[begin Records shown]

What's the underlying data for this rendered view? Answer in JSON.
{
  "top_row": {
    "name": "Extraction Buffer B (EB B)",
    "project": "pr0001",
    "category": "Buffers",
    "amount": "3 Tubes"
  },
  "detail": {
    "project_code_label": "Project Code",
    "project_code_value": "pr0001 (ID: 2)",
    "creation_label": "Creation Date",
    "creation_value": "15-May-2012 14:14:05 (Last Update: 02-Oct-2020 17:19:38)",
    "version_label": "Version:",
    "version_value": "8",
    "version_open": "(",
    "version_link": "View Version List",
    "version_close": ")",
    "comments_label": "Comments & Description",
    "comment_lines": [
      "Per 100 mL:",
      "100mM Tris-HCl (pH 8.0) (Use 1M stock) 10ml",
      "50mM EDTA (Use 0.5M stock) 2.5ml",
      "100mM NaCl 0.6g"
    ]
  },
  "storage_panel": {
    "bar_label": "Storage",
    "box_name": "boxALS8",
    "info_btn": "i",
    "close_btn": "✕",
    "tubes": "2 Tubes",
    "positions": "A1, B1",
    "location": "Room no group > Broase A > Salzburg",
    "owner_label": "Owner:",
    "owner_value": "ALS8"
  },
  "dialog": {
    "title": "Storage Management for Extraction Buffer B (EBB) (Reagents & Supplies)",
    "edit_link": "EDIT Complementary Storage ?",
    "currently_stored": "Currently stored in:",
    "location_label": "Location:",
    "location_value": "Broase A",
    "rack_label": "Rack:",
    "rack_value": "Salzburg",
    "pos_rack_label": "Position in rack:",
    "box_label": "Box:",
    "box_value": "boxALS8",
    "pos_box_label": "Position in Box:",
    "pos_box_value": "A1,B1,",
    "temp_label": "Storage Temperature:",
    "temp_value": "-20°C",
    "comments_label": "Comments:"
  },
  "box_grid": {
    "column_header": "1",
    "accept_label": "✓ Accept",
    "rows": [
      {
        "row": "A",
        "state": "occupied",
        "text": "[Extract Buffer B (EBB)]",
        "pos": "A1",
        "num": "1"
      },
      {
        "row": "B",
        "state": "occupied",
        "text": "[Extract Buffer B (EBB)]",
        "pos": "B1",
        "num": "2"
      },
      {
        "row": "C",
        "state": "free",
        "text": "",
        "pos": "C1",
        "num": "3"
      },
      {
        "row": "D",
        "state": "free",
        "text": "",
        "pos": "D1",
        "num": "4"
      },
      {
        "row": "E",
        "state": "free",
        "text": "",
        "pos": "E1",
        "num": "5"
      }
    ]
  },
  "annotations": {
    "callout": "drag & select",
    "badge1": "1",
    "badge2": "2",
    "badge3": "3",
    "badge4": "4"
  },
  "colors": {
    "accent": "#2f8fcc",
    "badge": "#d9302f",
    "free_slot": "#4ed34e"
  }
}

[end Records shown]

Work instructions: State the number of lines in the records that include "Comments", and write nothing else.

Expected output: 2